## The exercise
Write out precisely the lines beginning with the line that contains "Give me a plain-text" and ending with the last line of the entries, and no other lines.

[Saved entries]

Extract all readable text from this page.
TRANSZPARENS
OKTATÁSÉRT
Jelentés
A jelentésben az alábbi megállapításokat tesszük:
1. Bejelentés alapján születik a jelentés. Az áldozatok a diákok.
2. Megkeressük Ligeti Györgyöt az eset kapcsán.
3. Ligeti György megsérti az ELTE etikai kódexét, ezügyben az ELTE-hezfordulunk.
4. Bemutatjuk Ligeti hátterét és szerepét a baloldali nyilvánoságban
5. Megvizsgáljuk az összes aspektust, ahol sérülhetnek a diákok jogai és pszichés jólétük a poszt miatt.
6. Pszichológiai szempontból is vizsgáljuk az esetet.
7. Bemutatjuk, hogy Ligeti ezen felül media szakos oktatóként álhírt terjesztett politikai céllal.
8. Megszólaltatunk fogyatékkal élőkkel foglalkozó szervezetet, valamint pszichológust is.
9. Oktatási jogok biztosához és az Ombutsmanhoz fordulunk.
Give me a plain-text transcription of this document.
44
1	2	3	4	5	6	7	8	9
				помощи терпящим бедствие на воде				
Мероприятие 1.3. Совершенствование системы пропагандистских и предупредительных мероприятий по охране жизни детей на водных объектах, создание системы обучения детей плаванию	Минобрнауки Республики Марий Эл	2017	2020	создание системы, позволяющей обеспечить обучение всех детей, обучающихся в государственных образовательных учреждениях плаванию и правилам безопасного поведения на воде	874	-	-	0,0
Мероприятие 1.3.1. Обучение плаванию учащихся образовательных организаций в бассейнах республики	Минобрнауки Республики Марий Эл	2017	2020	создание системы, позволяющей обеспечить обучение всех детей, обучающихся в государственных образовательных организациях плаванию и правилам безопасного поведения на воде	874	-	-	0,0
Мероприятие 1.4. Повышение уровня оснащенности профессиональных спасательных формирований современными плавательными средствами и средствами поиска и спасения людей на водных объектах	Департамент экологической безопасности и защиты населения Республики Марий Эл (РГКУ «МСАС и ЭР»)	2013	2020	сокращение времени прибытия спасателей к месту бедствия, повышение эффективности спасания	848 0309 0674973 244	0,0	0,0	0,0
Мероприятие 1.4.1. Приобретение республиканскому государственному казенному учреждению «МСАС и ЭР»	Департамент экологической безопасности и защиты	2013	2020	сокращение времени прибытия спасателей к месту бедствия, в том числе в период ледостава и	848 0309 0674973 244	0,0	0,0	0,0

## Solution for this exercise
Give me a plain-text transcription of this document.
44
1	2	3	4	5	6	7	8	9
				помощи терпящим бедствие на воде				
Мероприятие 1.3. Совершенствование системы пропагандистских и предупредительных мероприятий по охране жизни детей на водных объектах, создание системы обучения детей плаванию	Минобрнауки Республики Марий Эл	2017	2020	создание системы, позволяющей обеспечить обучение всех детей, обучающихся в государственных образовательных учреждениях плаванию и правилам безопасного поведения на воде	874	-	-	0,0
Мероприятие 1.3.1. Обучение плаванию учащихся образовательных организаций в бассейнах республики	Минобрнауки Республики Марий Эл	2017	2020	создание системы, позволяющей обеспечить обучение всех детей, обучающихся в государственных образовательных организациях плаванию и правилам безопасного поведения на воде	874	-	-	0,0
Мероприятие 1.4. Повышение уровня оснащенности профессиональных спасательных формирований современными плавательными средствами и средствами поиска и спасения людей на водных объектах	Департамент экологической безопасности и защиты населения Республики Марий Эл (РГКУ «МСАС и ЭР»)	2013	2020	сокращение времени прибытия спасателей к месту бедствия, повышение эффективности спасания	848 0309 0674973 244	0,0	0,0	0,0
Мероприятие 1.4.1. Приобретение республиканскому государственному казенному учреждению «МСАС и ЭР»	Департамент экологической безопасности и защиты	2013	2020	сокращение времени прибытия спасателей к месту бедствия, в том числе в период ледостава и	848 0309 0674973 244	0,0	0,0	0,0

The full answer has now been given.